Some records

•••

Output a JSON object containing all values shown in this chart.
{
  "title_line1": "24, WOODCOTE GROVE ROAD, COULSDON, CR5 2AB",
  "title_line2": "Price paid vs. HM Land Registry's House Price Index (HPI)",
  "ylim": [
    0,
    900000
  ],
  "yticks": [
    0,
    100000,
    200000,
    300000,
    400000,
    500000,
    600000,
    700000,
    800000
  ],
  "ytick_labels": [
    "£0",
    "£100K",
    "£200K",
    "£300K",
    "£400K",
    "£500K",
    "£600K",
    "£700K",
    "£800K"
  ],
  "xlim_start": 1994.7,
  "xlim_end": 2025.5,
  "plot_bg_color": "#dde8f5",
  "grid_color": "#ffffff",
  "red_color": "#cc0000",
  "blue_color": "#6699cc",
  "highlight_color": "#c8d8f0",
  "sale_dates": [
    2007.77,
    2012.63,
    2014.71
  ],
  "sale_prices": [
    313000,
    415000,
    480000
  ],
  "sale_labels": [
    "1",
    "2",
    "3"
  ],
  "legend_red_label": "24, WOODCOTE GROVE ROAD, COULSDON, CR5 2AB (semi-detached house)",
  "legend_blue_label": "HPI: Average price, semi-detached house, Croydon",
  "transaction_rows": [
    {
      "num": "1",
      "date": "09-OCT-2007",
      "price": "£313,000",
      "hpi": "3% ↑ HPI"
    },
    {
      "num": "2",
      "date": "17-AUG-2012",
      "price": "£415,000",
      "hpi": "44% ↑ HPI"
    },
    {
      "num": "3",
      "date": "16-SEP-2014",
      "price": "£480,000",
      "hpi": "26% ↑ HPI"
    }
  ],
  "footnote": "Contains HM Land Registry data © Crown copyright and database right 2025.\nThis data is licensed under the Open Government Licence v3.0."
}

•••

◆ **What this task involves**: Copy each line of the listing that contains the string "detached".

◆ **Complete output**:
  "legend_red_label": "24, WOODCOTE GROVE ROAD, COULSDON, CR5 2AB (semi-detached house)",
  "legend_blue_label": "HPI: Average price, semi-detached house, Croydon",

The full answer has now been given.